[DATA EXCERPTS]:
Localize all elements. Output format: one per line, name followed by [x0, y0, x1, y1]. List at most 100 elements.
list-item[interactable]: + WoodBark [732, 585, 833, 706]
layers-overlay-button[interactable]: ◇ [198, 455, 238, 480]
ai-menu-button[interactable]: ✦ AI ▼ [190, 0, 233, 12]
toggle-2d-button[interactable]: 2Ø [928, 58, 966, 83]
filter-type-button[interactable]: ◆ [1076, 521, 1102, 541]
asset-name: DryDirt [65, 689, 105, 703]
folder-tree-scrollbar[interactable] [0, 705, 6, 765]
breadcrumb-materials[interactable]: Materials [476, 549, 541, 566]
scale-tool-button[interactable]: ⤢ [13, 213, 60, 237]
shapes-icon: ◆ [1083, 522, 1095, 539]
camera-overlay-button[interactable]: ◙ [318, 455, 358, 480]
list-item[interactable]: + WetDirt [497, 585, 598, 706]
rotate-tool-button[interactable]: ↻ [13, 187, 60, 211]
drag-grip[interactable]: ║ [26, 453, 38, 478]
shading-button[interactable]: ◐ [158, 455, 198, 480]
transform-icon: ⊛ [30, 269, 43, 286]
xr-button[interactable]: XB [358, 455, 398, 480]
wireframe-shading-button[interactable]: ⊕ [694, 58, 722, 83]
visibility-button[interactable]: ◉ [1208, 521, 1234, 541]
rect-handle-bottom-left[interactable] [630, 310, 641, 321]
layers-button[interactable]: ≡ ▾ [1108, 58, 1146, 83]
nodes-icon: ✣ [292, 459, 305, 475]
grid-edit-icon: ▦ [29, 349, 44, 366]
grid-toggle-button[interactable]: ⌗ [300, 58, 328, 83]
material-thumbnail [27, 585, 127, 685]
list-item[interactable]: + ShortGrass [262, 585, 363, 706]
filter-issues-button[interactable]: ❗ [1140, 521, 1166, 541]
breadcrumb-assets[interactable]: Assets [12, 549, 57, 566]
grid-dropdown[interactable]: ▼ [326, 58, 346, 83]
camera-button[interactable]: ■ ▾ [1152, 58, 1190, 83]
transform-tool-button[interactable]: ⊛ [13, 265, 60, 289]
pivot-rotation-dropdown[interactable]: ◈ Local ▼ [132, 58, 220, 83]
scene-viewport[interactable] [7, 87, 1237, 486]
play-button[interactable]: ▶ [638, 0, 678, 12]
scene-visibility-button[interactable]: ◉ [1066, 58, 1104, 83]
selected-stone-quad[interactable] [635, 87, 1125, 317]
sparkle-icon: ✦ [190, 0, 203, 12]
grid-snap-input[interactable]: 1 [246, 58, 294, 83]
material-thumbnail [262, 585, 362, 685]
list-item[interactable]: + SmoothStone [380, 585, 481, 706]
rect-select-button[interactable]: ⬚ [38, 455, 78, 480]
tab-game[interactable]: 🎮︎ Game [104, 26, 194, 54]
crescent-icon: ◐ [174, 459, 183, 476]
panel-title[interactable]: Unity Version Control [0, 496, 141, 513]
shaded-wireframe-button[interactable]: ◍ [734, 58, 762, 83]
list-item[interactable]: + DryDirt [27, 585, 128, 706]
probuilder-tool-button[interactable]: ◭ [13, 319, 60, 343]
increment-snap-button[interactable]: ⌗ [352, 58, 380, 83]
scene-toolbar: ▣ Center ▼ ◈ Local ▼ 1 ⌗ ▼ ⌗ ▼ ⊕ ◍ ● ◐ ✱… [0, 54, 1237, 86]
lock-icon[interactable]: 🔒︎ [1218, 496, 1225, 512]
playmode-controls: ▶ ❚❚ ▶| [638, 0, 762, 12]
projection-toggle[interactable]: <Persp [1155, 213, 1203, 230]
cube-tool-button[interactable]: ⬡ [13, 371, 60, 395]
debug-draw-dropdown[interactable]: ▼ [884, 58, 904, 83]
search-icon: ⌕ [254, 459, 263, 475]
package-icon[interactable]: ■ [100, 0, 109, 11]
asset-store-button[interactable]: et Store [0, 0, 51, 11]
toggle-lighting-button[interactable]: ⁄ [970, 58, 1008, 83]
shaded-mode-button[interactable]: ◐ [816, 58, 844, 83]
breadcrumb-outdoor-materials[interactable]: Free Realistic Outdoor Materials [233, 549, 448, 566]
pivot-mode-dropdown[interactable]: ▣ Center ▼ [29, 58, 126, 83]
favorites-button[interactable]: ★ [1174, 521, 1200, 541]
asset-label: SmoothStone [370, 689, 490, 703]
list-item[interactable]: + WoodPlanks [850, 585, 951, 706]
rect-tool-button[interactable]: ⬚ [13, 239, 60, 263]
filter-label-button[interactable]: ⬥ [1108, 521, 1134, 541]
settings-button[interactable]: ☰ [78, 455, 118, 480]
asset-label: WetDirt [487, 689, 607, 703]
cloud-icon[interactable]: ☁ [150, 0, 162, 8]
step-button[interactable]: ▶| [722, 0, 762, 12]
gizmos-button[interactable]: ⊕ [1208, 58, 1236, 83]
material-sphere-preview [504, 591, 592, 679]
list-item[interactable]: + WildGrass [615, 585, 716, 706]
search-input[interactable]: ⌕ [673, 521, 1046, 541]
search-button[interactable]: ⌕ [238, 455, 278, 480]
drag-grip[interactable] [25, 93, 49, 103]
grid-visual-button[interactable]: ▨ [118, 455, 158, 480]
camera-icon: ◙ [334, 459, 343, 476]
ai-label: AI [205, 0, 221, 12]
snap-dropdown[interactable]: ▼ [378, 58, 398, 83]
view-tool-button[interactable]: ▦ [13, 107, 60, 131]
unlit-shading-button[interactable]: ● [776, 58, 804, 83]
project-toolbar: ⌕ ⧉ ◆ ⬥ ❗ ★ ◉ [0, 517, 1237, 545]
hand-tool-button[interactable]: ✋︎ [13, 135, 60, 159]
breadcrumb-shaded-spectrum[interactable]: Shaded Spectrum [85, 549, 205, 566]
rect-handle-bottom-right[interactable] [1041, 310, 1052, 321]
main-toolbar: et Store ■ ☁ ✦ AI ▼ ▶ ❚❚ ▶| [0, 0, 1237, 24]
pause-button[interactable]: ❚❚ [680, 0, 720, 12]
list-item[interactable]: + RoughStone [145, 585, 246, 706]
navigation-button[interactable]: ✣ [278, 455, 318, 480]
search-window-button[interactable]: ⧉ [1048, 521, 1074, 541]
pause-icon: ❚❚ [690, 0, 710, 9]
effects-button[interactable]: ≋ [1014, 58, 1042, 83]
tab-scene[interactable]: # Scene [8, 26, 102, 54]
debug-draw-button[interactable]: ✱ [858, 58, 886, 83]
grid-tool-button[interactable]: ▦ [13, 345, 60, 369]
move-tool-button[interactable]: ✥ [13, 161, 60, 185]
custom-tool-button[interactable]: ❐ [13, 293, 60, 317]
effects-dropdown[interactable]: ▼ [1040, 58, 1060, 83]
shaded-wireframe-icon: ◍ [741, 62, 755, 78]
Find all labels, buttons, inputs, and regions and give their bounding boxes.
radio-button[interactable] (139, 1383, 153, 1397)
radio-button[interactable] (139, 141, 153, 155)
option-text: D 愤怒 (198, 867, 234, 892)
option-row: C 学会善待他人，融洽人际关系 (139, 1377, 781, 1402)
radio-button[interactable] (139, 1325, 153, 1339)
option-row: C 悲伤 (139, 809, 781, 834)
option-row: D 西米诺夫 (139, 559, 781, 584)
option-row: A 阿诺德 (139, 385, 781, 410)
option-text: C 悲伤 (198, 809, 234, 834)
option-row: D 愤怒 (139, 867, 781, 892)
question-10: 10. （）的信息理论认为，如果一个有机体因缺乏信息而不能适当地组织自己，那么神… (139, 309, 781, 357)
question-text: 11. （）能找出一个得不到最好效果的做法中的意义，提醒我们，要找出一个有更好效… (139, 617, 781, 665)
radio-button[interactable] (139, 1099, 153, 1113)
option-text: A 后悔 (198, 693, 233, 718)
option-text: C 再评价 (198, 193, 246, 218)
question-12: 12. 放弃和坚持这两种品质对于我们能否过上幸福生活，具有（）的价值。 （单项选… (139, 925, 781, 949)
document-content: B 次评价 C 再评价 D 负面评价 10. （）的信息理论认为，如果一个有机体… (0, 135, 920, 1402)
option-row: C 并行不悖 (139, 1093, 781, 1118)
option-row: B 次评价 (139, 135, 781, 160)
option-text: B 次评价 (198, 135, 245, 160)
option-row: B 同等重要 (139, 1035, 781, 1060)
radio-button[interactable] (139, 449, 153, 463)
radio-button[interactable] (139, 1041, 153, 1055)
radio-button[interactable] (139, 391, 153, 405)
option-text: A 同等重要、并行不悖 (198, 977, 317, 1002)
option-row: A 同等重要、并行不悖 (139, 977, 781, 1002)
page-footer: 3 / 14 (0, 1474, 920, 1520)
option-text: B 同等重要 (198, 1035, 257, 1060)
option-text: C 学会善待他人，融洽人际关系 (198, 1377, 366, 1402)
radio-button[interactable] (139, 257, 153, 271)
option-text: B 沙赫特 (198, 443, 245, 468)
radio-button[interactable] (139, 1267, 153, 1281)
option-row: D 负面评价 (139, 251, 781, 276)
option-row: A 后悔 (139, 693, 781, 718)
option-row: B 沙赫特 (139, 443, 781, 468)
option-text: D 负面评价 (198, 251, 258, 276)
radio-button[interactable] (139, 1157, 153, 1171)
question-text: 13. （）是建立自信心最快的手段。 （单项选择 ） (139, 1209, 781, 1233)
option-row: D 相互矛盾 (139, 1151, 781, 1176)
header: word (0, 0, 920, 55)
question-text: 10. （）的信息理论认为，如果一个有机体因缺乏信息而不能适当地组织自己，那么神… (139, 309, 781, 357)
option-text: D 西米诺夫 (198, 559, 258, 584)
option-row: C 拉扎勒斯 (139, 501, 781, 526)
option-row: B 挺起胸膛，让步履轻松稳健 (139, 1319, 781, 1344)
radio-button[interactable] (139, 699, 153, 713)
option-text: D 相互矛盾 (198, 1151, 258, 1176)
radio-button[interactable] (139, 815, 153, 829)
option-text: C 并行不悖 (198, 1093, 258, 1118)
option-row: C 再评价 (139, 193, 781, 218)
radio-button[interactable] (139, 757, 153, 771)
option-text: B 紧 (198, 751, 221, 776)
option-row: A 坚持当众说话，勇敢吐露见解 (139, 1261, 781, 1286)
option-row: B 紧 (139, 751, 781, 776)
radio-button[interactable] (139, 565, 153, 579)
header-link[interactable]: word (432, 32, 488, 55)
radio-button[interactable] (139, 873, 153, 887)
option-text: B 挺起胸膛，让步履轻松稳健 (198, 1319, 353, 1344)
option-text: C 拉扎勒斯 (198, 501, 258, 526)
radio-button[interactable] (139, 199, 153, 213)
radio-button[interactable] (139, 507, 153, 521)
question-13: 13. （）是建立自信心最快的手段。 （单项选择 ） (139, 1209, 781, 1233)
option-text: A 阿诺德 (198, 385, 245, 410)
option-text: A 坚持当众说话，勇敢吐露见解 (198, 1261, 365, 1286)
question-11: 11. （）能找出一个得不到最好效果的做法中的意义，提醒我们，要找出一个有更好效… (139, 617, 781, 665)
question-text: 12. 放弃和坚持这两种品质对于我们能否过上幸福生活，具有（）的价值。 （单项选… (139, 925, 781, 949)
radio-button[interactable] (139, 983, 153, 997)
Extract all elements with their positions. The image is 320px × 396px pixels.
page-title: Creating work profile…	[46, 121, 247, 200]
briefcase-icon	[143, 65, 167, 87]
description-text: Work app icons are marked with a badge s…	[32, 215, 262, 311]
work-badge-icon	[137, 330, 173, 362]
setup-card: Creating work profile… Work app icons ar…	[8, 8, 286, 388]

[WORK TO DO]:
Can you filter the material above down to only the lines that contain the string "Store", matching case, and copy each of those lines?

[SOLUTION FOR THIS EXERCISE]:
asset-store-button[interactable]: et Store [0, 0, 51, 11]
main-toolbar: et Store ■ ☁ ✦ AI ▼ ▶ ❚❚ ▶| [0, 0, 1237, 24]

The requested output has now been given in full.